#### DIRECTION
Check every line of the entries for "overcast", and copy the lines that hold it.

Stored data
○ ○ ○
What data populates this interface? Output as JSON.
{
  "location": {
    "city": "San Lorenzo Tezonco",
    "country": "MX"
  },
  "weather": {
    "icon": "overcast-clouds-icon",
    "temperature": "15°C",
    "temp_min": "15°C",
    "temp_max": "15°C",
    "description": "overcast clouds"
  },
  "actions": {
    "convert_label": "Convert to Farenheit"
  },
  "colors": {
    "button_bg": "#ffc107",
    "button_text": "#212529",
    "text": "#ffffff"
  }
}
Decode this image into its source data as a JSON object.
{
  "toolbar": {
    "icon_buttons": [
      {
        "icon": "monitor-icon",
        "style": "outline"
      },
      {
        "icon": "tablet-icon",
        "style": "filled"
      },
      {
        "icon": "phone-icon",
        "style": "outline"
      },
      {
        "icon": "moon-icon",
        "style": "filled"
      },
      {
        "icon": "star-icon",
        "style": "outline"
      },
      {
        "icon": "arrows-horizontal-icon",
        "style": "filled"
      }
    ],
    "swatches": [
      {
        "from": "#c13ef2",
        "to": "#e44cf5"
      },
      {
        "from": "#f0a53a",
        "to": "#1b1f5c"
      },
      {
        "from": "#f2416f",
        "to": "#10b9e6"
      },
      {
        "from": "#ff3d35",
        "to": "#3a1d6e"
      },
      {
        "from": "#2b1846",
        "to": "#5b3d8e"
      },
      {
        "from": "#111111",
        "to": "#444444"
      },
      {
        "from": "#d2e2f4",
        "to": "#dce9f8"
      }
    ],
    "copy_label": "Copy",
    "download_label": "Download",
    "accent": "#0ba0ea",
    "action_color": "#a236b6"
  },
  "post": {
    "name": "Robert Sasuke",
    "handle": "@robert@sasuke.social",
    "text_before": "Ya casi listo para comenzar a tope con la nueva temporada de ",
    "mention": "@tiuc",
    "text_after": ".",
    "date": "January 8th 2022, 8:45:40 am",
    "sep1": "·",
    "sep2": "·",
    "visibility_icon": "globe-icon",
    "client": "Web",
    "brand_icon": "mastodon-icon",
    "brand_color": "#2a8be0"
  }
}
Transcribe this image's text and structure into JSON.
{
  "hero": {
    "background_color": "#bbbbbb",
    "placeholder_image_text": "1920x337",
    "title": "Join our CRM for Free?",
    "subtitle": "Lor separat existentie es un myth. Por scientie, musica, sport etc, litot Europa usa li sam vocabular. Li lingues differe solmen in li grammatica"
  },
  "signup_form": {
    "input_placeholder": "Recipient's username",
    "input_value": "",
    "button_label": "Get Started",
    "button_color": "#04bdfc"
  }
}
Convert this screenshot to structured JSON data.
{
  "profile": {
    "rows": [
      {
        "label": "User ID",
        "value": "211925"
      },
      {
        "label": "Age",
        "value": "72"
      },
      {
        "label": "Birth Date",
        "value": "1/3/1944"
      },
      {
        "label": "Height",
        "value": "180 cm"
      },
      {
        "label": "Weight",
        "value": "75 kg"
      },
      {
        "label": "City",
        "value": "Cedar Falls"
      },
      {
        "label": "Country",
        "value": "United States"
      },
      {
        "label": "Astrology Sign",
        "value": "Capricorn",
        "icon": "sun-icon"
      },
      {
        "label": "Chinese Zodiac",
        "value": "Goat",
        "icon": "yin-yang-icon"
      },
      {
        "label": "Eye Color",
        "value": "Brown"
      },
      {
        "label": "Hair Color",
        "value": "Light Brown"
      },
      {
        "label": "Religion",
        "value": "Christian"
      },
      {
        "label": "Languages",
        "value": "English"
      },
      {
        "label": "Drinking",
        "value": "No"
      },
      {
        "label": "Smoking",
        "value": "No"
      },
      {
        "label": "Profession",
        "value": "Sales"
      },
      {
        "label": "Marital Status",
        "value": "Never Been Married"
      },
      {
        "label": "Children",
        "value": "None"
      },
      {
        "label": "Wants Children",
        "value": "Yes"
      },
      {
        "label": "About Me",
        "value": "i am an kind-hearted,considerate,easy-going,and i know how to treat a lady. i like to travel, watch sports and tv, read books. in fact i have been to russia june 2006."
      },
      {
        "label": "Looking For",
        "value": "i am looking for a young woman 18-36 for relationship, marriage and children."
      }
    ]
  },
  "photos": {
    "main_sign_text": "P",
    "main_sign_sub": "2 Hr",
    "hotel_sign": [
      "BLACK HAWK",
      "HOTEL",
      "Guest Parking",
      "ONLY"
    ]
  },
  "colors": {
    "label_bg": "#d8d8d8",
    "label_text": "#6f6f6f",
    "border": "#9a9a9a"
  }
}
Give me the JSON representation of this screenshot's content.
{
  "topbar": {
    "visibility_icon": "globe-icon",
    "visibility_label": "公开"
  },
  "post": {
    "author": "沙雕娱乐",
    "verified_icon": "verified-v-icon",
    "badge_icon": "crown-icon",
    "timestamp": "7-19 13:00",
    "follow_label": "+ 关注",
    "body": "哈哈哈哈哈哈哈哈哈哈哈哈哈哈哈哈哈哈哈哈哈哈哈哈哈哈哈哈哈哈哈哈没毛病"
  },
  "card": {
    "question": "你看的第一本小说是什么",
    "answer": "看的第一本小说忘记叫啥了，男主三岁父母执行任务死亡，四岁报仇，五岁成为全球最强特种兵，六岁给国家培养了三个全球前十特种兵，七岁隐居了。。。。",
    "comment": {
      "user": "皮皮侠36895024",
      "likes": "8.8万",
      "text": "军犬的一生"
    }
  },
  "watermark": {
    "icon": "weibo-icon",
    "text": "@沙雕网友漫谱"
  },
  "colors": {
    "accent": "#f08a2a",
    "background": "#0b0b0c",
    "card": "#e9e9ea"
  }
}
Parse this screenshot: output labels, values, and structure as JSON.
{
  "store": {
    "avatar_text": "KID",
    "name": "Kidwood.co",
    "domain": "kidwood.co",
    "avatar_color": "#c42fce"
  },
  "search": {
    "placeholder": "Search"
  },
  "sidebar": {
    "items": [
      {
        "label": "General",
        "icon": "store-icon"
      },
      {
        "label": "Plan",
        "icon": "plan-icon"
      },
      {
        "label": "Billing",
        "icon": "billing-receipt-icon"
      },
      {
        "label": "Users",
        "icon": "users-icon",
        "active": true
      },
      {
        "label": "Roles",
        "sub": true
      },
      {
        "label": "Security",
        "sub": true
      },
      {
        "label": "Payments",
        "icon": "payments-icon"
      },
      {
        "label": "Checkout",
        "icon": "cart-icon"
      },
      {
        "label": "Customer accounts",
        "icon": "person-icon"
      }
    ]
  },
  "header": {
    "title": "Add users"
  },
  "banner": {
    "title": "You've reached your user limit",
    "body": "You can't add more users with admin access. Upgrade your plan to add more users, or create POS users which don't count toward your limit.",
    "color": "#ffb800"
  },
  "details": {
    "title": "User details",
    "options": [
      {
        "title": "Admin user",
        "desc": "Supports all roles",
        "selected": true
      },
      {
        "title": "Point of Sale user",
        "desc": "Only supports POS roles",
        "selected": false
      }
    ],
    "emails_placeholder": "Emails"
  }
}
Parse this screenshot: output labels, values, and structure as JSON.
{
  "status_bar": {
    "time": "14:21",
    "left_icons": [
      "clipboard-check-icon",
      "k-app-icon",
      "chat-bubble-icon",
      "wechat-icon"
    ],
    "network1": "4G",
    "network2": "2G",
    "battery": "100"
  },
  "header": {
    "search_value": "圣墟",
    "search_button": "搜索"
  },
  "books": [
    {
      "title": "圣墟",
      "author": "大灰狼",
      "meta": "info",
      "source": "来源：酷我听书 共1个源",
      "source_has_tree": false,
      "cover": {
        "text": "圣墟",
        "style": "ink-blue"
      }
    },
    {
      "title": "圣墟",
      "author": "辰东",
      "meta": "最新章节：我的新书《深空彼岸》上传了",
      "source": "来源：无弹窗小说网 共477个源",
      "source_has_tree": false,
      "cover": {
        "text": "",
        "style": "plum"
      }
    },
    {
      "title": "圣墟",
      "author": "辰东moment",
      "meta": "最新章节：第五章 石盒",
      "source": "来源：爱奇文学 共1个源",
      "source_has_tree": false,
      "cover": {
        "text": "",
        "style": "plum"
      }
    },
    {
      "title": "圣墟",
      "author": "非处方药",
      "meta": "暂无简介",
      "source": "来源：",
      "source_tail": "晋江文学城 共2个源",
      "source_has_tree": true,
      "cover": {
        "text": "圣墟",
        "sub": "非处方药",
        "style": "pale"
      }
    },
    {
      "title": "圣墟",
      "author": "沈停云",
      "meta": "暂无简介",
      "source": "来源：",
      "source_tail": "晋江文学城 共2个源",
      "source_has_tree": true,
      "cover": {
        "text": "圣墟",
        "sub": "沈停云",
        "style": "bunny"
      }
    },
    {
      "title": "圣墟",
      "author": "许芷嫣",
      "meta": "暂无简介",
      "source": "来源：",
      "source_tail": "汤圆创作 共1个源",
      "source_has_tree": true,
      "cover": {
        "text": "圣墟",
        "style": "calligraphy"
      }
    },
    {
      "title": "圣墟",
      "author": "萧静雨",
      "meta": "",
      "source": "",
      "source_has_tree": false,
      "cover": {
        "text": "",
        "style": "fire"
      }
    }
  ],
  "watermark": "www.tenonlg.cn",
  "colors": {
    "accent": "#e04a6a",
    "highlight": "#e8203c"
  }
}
○ ○ ○
#### THE OUTPUT
    "icon": "overcast-clouds-icon",
    "description": "overcast clouds"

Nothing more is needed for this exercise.